- **Provided records**
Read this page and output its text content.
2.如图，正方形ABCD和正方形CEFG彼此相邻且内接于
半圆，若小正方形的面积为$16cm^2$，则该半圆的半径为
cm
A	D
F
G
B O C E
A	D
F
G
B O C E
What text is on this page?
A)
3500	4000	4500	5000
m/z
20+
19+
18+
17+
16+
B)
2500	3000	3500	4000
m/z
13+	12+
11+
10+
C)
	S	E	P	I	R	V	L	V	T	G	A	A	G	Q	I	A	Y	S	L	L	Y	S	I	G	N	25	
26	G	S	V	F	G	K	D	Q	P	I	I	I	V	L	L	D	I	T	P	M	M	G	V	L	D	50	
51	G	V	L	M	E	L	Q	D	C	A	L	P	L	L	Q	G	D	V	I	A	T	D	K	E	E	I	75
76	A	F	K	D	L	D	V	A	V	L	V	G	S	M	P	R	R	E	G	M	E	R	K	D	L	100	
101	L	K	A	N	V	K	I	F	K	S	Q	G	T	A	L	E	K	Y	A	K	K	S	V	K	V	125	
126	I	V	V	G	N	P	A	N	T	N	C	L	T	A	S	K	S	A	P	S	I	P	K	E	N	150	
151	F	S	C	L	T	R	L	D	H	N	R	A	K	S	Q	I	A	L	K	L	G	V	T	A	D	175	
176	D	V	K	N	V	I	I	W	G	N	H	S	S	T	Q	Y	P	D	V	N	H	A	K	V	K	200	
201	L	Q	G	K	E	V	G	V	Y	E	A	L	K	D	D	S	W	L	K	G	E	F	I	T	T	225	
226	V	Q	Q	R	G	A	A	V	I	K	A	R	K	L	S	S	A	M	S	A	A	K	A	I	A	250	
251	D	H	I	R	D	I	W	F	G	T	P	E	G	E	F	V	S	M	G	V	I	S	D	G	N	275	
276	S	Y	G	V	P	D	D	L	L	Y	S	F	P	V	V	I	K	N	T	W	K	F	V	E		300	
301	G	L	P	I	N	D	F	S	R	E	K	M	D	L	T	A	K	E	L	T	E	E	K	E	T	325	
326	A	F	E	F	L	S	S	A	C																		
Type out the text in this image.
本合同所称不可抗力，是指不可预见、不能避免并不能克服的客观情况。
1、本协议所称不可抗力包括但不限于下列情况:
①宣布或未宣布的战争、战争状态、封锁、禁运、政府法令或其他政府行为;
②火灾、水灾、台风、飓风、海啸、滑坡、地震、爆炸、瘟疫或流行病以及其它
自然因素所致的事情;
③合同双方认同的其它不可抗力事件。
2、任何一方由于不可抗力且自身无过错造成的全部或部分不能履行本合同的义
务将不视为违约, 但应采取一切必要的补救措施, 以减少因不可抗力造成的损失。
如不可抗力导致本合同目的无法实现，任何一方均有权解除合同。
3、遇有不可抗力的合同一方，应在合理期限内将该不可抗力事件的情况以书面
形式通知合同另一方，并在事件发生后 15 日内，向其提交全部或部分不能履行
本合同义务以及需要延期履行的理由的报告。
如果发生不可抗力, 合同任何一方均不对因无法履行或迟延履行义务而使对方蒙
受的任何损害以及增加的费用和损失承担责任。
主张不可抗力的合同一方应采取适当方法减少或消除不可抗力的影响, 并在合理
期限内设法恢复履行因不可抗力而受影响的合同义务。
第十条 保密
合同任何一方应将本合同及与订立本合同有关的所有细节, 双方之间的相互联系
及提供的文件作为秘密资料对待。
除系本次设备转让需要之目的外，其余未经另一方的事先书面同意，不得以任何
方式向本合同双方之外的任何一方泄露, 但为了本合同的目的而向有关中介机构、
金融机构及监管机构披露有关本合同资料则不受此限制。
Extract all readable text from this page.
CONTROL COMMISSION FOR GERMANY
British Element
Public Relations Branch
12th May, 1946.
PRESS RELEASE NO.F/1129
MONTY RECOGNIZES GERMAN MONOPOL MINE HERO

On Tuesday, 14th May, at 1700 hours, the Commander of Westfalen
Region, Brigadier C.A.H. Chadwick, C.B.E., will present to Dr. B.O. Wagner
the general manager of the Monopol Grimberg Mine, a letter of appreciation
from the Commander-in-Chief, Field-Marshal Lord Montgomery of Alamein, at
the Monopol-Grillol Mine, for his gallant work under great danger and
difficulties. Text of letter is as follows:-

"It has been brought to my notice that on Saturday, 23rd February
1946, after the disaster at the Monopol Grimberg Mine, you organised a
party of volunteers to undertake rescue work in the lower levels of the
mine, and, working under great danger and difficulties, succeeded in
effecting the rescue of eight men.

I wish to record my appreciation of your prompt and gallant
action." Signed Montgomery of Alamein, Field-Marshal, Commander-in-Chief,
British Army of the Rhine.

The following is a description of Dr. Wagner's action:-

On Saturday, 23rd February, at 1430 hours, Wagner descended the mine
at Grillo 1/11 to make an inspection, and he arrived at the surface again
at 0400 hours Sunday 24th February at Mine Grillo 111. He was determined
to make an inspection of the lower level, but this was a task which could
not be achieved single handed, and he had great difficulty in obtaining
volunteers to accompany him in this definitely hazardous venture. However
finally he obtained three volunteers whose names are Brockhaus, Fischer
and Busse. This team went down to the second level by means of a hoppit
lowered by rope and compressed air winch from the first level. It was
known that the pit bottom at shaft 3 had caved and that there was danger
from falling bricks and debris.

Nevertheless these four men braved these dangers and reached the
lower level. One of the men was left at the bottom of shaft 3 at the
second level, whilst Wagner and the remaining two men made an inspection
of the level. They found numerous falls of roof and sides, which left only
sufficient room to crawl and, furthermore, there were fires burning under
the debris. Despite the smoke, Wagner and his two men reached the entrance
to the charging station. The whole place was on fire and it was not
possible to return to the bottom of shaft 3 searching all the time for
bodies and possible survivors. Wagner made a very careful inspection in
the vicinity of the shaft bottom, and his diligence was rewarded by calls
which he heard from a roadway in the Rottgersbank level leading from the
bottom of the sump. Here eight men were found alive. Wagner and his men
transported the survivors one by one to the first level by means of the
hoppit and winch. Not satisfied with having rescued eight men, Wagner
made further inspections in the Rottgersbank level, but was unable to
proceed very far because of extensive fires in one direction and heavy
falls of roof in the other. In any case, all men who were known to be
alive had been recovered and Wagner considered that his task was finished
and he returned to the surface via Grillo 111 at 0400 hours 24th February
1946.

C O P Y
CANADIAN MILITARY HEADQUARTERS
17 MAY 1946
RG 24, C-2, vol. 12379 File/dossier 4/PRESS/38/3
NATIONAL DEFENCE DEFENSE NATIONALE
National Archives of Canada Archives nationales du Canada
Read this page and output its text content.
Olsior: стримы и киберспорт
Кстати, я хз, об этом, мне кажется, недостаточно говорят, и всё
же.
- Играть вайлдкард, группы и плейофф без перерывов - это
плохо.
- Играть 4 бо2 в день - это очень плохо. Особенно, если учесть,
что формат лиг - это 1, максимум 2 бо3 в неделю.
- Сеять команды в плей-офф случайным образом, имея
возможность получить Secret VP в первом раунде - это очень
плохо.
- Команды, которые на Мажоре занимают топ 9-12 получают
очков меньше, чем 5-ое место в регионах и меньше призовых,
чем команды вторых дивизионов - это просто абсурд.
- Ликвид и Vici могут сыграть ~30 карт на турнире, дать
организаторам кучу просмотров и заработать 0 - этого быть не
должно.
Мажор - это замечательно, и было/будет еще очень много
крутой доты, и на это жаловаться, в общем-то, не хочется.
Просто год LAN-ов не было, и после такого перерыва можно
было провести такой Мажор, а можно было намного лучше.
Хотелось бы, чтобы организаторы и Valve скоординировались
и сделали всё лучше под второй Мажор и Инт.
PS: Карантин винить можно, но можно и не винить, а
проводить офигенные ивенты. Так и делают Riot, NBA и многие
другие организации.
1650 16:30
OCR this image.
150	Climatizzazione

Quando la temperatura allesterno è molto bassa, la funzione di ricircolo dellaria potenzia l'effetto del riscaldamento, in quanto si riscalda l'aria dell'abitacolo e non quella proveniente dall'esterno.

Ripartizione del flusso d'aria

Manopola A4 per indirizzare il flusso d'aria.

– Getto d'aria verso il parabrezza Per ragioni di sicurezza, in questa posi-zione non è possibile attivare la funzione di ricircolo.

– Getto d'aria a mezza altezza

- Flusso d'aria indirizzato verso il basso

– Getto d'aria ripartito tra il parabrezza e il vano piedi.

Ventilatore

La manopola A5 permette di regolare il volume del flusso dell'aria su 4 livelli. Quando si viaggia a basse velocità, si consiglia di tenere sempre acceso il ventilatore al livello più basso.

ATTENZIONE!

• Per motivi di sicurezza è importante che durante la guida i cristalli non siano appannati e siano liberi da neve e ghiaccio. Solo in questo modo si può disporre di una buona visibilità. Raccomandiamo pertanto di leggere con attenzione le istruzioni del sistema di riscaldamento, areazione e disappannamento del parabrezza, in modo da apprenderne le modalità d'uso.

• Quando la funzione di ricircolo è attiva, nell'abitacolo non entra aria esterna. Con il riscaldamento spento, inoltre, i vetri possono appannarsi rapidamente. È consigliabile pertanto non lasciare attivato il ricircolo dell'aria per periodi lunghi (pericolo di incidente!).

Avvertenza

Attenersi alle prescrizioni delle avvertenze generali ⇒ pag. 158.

- **What needs to be done**
Extract, from the material above, each line holding the word "survivors".

- **Answer in full**
bodies and possible survivors. Wagner made a very careful inspection in
transported the survivors one by one to the first level by means of the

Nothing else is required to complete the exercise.